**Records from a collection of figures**
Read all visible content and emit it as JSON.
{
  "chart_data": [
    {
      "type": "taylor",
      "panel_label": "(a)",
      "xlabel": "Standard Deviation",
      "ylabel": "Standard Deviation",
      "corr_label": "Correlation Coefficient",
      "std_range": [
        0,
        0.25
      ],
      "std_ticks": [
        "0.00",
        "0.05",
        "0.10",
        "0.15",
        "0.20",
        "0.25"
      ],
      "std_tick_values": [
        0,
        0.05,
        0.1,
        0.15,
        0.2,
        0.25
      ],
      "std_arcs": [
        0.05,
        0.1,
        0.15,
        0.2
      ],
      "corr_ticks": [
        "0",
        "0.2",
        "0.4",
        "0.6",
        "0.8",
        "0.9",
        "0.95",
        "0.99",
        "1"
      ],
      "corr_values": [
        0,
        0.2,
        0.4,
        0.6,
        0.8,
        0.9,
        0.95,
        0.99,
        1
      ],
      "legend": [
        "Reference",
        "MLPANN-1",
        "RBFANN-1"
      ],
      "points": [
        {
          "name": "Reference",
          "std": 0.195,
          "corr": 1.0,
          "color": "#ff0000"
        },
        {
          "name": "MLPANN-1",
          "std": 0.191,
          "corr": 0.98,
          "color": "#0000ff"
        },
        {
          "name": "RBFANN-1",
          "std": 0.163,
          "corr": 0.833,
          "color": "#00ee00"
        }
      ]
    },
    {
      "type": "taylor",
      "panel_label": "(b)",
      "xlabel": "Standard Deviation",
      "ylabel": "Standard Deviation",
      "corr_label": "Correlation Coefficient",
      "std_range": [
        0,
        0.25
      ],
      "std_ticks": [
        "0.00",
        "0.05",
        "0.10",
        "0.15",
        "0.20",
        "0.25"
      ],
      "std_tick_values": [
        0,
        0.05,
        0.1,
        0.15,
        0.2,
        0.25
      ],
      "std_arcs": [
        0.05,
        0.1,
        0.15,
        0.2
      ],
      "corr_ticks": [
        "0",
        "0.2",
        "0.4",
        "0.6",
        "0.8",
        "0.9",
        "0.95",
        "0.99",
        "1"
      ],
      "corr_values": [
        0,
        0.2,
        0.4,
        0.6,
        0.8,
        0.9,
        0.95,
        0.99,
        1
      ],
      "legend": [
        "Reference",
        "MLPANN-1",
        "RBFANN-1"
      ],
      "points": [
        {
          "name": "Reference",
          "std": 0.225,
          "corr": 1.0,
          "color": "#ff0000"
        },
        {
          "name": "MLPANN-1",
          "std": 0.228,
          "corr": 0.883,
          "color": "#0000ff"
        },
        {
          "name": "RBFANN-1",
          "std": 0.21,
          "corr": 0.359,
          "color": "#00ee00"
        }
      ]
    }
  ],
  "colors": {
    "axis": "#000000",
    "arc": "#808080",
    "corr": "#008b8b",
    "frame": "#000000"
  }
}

**Given task**
Retype the whole listing above exactly.

**Exercise solution**
Read all visible content and emit it as JSON.
{
  "chart_data": [
    {
      "type": "taylor",
      "panel_label": "(a)",
      "xlabel": "Standard Deviation",
      "ylabel": "Standard Deviation",
      "corr_label": "Correlation Coefficient",
      "std_range": [
        0,
        0.25
      ],
      "std_ticks": [
        "0.00",
        "0.05",
        "0.10",
        "0.15",
        "0.20",
        "0.25"
      ],
      "std_tick_values": [
        0,
        0.05,
        0.1,
        0.15,
        0.2,
        0.25
      ],
      "std_arcs": [
        0.05,
        0.1,
        0.15,
        0.2
      ],
      "corr_ticks": [
        "0",
        "0.2",
        "0.4",
        "0.6",
        "0.8",
        "0.9",
        "0.95",
        "0.99",
        "1"
      ],
      "corr_values": [
        0,
        0.2,
        0.4,
        0.6,
        0.8,
        0.9,
        0.95,
        0.99,
        1
      ],
      "legend": [
        "Reference",
        "MLPANN-1",
        "RBFANN-1"
      ],
      "points": [
        {
          "name": "Reference",
          "std": 0.195,
          "corr": 1.0,
          "color": "#ff0000"
        },
        {
          "name": "MLPANN-1",
          "std": 0.191,
          "corr": 0.98,
          "color": "#0000ff"
        },
        {
          "name": "RBFANN-1",
          "std": 0.163,
          "corr": 0.833,
          "color": "#00ee00"
        }
      ]
    },
    {
      "type": "taylor",
      "panel_label": "(b)",
      "xlabel": "Standard Deviation",
      "ylabel": "Standard Deviation",
      "corr_label": "Correlation Coefficient",
      "std_range": [
        0,
        0.25
      ],
      "std_ticks": [
        "0.00",
        "0.05",
        "0.10",
        "0.15",
        "0.20",
        "0.25"
      ],
      "std_tick_values": [
        0,
        0.05,
        0.1,
        0.15,
        0.2,
        0.25
      ],
      "std_arcs": [
        0.05,
        0.1,
        0.15,
        0.2
      ],
      "corr_ticks": [
        "0",
        "0.2",
        "0.4",
        "0.6",
        "0.8",
        "0.9",
        "0.95",
        "0.99",
        "1"
      ],
      "corr_values": [
        0,
        0.2,
        0.4,
        0.6,
        0.8,
        0.9,
        0.95,
        0.99,
        1
      ],
      "legend": [
        "Reference",
        "MLPANN-1",
        "RBFANN-1"
      ],
      "points": [
        {
          "name": "Reference",
          "std": 0.225,
          "corr": 1.0,
          "color": "#ff0000"
        },
        {
          "name": "MLPANN-1",
          "std": 0.228,
          "corr": 0.883,
          "color": "#0000ff"
        },
        {
          "name": "RBFANN-1",
          "std": 0.21,
          "corr": 0.359,
          "color": "#00ee00"
        }
      ]
    }
  ],
  "colors": {
    "axis": "#000000",
    "arc": "#808080",
    "corr": "#008b8b",
    "frame": "#000000"
  }
}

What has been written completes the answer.